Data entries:
▼▼▼

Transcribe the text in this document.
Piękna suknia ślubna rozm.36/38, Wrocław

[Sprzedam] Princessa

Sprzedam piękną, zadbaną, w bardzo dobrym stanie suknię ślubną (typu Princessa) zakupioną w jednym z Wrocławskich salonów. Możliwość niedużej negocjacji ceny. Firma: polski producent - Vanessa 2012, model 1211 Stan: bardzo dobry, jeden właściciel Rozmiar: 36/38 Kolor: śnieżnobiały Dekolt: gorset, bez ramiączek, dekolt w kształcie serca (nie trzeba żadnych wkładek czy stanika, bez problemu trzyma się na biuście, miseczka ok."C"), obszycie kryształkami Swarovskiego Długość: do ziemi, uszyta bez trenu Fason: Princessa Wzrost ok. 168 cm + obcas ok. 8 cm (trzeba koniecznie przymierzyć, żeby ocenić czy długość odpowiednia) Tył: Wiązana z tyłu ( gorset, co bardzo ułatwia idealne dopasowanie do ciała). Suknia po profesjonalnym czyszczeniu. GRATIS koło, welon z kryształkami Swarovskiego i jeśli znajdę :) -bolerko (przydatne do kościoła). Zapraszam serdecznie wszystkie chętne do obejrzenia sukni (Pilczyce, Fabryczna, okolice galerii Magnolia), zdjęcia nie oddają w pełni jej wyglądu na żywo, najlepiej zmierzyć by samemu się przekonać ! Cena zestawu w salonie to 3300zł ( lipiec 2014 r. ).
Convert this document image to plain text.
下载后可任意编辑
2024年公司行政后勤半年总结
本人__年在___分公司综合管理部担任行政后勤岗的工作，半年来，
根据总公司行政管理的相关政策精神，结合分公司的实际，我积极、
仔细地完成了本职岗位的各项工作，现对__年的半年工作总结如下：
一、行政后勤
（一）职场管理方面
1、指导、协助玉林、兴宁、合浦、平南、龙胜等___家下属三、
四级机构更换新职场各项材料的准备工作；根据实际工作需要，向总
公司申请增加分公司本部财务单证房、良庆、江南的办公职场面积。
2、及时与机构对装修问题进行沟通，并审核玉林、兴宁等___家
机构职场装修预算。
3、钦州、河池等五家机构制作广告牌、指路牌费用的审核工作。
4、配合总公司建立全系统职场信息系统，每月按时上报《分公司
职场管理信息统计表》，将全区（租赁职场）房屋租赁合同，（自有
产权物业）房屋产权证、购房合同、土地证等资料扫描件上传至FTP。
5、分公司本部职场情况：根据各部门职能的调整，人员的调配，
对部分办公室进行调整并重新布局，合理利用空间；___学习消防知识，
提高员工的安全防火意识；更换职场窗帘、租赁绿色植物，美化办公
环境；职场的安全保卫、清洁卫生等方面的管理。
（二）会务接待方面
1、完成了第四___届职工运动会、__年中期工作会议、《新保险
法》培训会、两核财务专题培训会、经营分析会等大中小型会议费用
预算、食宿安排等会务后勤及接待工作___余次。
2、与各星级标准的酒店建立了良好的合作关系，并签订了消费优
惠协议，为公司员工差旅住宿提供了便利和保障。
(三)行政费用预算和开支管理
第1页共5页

▲▲▲

> _TASK INSTRUCTIONS_:
Pick out the lines that include the word "text" and write them out.

> _SOLUTION_:
Transcribe the text in this document.
Convert this document image to plain text.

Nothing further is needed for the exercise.